** Begin **

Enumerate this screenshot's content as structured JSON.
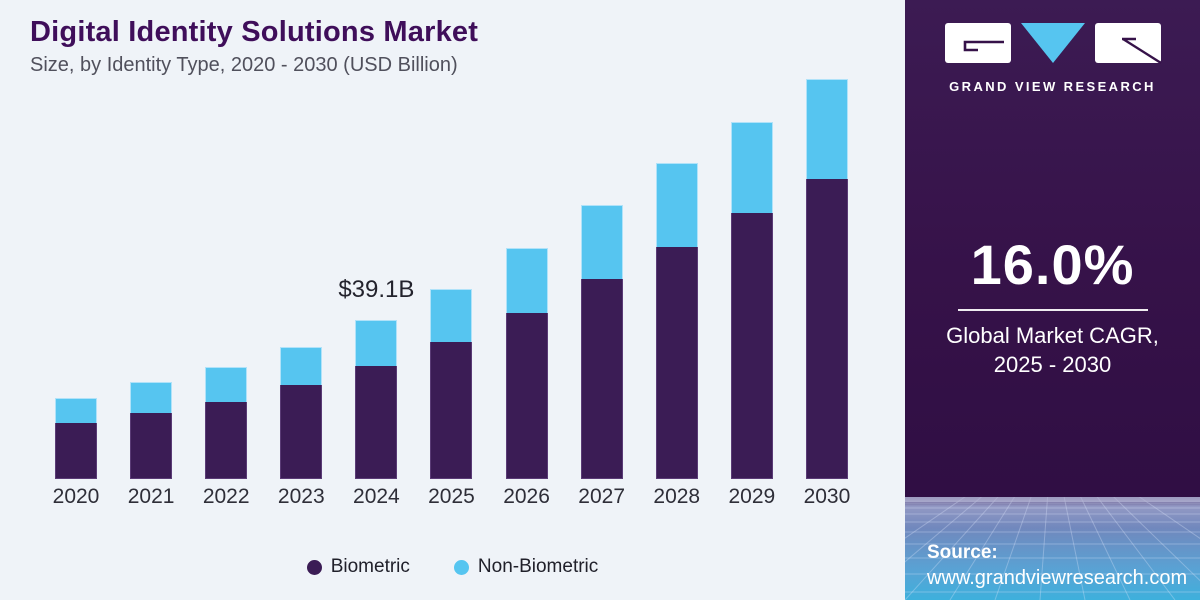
{
  "header": {
    "title": "Digital Identity Solutions Market",
    "subtitle": "Size, by Identity Type, 2020 - 2030 (USD Billion)"
  },
  "chart_data": {
    "type": "bar",
    "stacked": true,
    "title": "Digital Identity Solutions Market Size, by Identity Type, 2020 - 2030 (USD Billion)",
    "categories": [
      "2020",
      "2021",
      "2022",
      "2023",
      "2024",
      "2025",
      "2026",
      "2027",
      "2028",
      "2029",
      "2030"
    ],
    "series": [
      {
        "name": "Biometric",
        "color": "#3b1c55",
        "values": [
          13.8,
          16.2,
          18.9,
          23.1,
          27.8,
          33.7,
          40.8,
          49.2,
          57.0,
          65.4,
          73.8
        ]
      },
      {
        "name": "Non-Biometric",
        "color": "#56c5f0",
        "values": [
          6.1,
          7.7,
          8.6,
          9.4,
          11.3,
          13.0,
          16.0,
          18.2,
          20.7,
          22.4,
          24.6
        ]
      }
    ],
    "annotation": {
      "category": "2024",
      "text": "$39.1B"
    },
    "ylabel": "USD Billion",
    "ylim": [
      0,
      100
    ],
    "grid": false,
    "legend_position": "bottom"
  },
  "sidebar": {
    "brand": "GRAND VIEW RESEARCH",
    "stat_value": "16.0%",
    "stat_caption_line1": "Global Market CAGR,",
    "stat_caption_line2": "2025 - 2030",
    "source_label": "Source:",
    "source_url": "www.grandviewresearch.com"
  },
  "colors": {
    "background": "#eff3f8",
    "title_purple": "#3f0e5a",
    "bar_biometric": "#3b1c55",
    "bar_non_biometric": "#56c5f0",
    "sidebar_purple": "#361249",
    "mesh_blue": "#3eb0dc"
  }
}
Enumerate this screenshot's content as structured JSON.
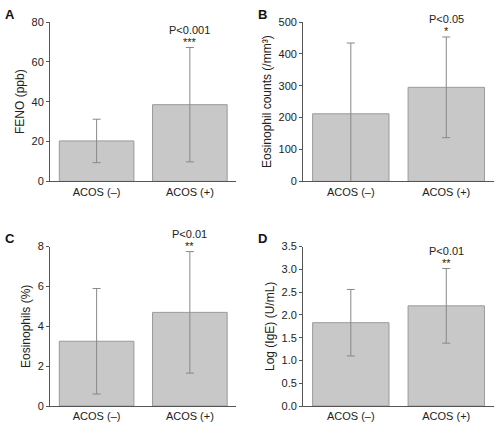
{
  "chart_data": [
    {
      "type": "bar",
      "title": "A",
      "y_label": "FENO (ppb)",
      "categories": [
        "ACOS (–)",
        "ACOS (+)"
      ],
      "values": [
        20.3,
        38.5
      ],
      "errors": [
        10.9,
        28.7
      ],
      "color": "#c8c8c8",
      "ylim": [
        0,
        80
      ],
      "yticks": [
        0,
        20,
        40,
        60,
        80
      ],
      "annotations": [
        {
          "category": "ACOS (+)",
          "texts": [
            "P<0.001",
            "***"
          ]
        }
      ]
    },
    {
      "type": "bar",
      "title": "B",
      "y_label": "Eosinophil counts (/mm³)",
      "categories": [
        "ACOS (–)",
        "ACOS (+)"
      ],
      "values": [
        212,
        295
      ],
      "errors": [
        222,
        158
      ],
      "color": "#c8c8c8",
      "ylim": [
        0,
        500
      ],
      "yticks": [
        0,
        100,
        200,
        300,
        400,
        500
      ],
      "annotations": [
        {
          "category": "ACOS (+)",
          "texts": [
            "P<0.05",
            "*"
          ]
        }
      ]
    },
    {
      "type": "bar",
      "title": "C",
      "y_label": "Eosinophils (%)",
      "categories": [
        "ACOS (–)",
        "ACOS (+)"
      ],
      "values": [
        3.25,
        4.7
      ],
      "errors": [
        2.65,
        3.05
      ],
      "color": "#c8c8c8",
      "ylim": [
        0,
        8
      ],
      "yticks": [
        0,
        2,
        4,
        6,
        8
      ],
      "annotations": [
        {
          "category": "ACOS (+)",
          "texts": [
            "P<0.01",
            "**"
          ]
        }
      ]
    },
    {
      "type": "bar",
      "title": "D",
      "y_label": "Log (IgE) (U/mL)",
      "categories": [
        "ACOS (–)",
        "ACOS (+)"
      ],
      "values": [
        1.83,
        2.2
      ],
      "errors": [
        0.73,
        0.82
      ],
      "color": "#c8c8c8",
      "ylim": [
        0,
        3.5
      ],
      "yticks": [
        {
          "value": 0,
          "label": "0.0"
        },
        0.5,
        {
          "value": 1,
          "label": "1.0"
        },
        1.5,
        {
          "value": 2,
          "label": "2.0"
        },
        2.5,
        {
          "value": 3,
          "label": "3.0"
        },
        3.5
      ],
      "annotations": [
        {
          "category": "ACOS (+)",
          "texts": [
            "P<0.01",
            "**"
          ]
        }
      ]
    }
  ]
}
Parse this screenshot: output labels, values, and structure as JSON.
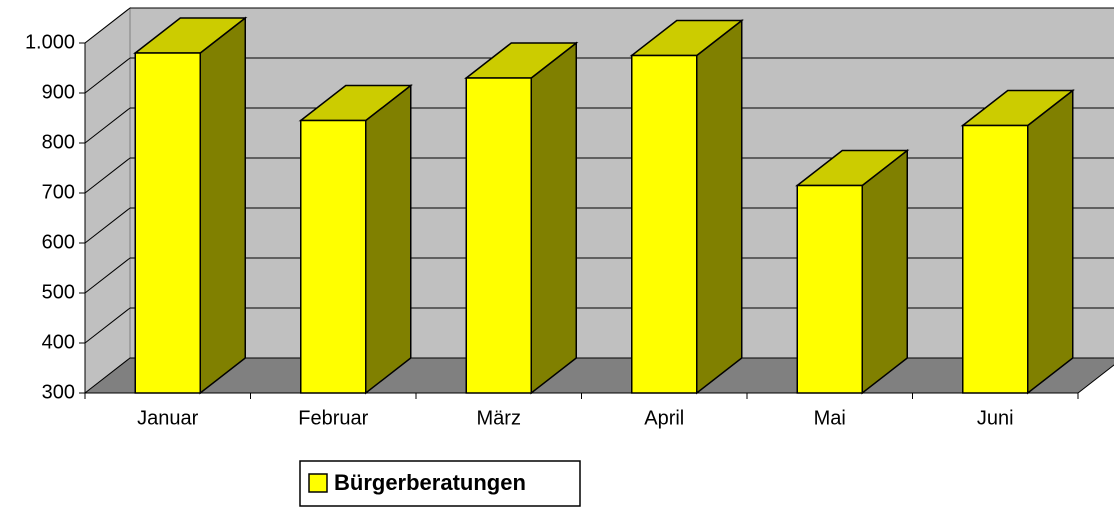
{
  "chart_data": {
    "type": "bar3d",
    "categories": [
      "Januar",
      "Februar",
      "März",
      "April",
      "Mai",
      "Juni"
    ],
    "series": [
      {
        "name": "Bürgerberatungen",
        "color": "#ffff00",
        "values": [
          980,
          845,
          930,
          975,
          715,
          835
        ]
      }
    ],
    "ylim": [
      300,
      1000
    ],
    "yticks": [
      300,
      400,
      500,
      600,
      700,
      800,
      900,
      {
        "value": 1000,
        "label": "1.000"
      }
    ],
    "grid": true,
    "legend": "bottom"
  }
}
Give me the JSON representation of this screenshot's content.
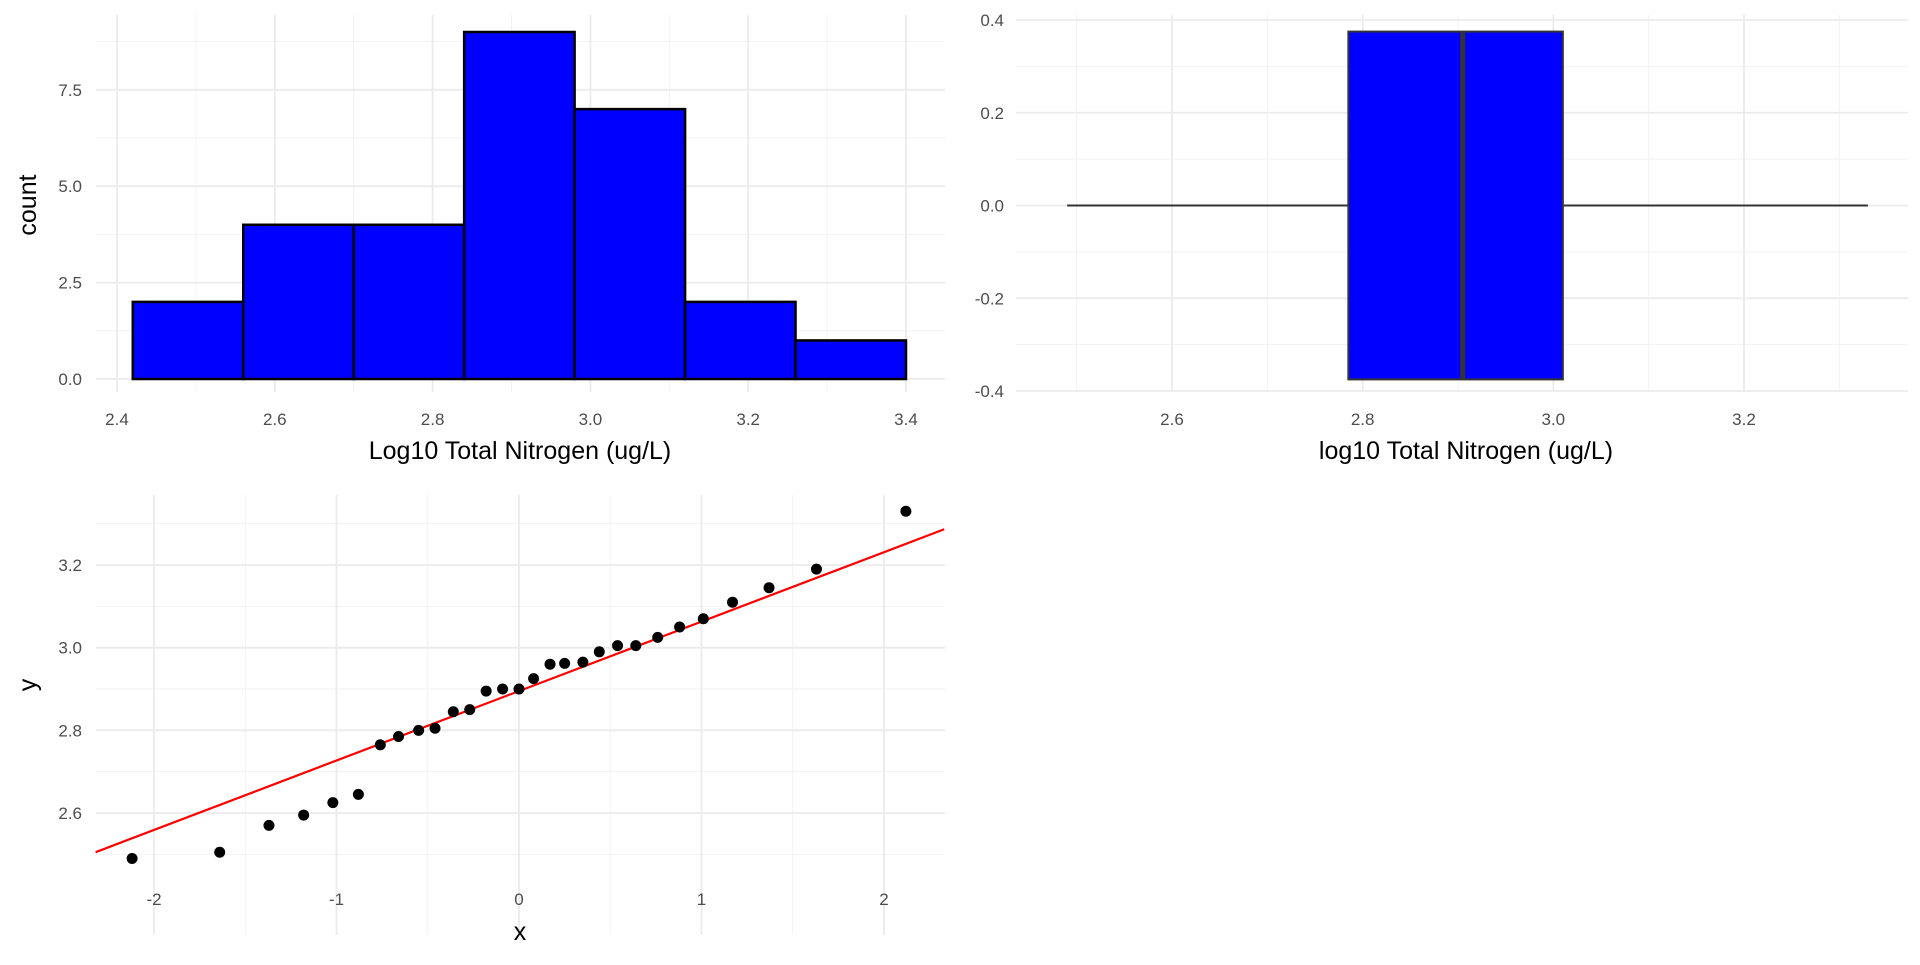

** End **

## AIM
Answer with one number: how many lines in the listing hold "Solutions".

## FINISHED EXERCISE
2